AIM OF THE TASK: Using the data below, copy each line that includes the word "SIZE".
○ ○ ○ ○ ○
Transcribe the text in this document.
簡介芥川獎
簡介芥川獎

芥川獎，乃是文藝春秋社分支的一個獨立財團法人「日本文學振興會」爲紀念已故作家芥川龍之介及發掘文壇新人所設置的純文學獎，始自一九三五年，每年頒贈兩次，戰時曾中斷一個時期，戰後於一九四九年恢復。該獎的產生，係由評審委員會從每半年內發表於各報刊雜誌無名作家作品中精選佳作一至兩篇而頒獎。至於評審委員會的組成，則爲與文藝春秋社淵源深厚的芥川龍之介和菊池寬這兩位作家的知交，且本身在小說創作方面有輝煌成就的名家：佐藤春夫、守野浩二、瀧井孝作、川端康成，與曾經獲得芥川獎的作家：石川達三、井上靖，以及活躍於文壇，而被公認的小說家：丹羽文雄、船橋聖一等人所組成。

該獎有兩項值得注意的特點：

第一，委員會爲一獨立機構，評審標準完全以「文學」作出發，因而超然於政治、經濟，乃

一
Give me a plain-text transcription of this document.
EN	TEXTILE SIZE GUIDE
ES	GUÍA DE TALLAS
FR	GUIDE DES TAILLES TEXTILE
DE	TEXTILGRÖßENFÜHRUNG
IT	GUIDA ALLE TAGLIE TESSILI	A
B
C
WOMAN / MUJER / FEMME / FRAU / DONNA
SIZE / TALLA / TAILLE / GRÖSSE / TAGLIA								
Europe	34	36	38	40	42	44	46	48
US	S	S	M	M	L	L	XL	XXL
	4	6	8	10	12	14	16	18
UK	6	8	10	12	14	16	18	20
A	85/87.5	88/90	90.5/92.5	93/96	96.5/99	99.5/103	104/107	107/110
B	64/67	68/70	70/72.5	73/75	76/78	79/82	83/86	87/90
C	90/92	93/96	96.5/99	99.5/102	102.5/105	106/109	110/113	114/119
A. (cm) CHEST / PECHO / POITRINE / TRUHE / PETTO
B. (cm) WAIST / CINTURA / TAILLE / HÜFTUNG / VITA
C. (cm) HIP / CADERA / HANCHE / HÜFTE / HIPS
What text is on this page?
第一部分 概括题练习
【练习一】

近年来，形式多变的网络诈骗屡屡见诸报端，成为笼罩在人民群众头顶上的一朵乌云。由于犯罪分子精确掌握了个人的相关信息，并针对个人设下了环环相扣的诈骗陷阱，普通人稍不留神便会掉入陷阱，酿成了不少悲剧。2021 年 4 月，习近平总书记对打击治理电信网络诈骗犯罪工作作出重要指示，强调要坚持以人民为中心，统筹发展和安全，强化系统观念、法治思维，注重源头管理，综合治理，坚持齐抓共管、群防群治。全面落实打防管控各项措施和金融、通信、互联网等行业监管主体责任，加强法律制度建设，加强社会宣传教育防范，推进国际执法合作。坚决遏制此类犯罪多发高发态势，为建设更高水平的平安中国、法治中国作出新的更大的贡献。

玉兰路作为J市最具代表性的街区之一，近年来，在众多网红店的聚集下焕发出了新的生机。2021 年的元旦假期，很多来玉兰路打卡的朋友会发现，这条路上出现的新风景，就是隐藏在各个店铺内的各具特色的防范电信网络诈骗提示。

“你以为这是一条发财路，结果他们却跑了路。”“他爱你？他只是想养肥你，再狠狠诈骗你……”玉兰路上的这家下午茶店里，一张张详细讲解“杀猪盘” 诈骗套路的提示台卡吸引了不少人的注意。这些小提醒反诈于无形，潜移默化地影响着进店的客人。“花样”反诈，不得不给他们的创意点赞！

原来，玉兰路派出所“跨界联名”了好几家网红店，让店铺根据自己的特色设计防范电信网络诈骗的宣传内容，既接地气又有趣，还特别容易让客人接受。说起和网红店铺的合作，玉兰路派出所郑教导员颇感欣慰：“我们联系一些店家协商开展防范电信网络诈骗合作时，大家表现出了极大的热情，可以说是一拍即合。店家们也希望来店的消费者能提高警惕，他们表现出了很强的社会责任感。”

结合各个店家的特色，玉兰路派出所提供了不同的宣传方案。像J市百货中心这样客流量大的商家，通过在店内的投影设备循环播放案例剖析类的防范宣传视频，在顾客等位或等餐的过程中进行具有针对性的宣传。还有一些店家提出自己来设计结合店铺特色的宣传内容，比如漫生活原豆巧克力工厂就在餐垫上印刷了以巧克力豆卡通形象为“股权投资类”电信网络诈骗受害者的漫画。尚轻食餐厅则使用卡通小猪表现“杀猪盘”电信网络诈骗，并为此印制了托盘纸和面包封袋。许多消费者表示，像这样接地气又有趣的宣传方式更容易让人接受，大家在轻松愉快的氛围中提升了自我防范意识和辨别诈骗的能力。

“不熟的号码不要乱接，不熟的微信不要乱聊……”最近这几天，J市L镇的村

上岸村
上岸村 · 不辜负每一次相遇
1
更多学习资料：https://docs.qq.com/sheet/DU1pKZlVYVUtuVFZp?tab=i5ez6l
○ ○ ○ ○ ○
EXPECTED OUTPUT:
EN	TEXTILE SIZE GUIDE
SIZE / TALLA / TAILLE / GRÖSSE / TAGLIA								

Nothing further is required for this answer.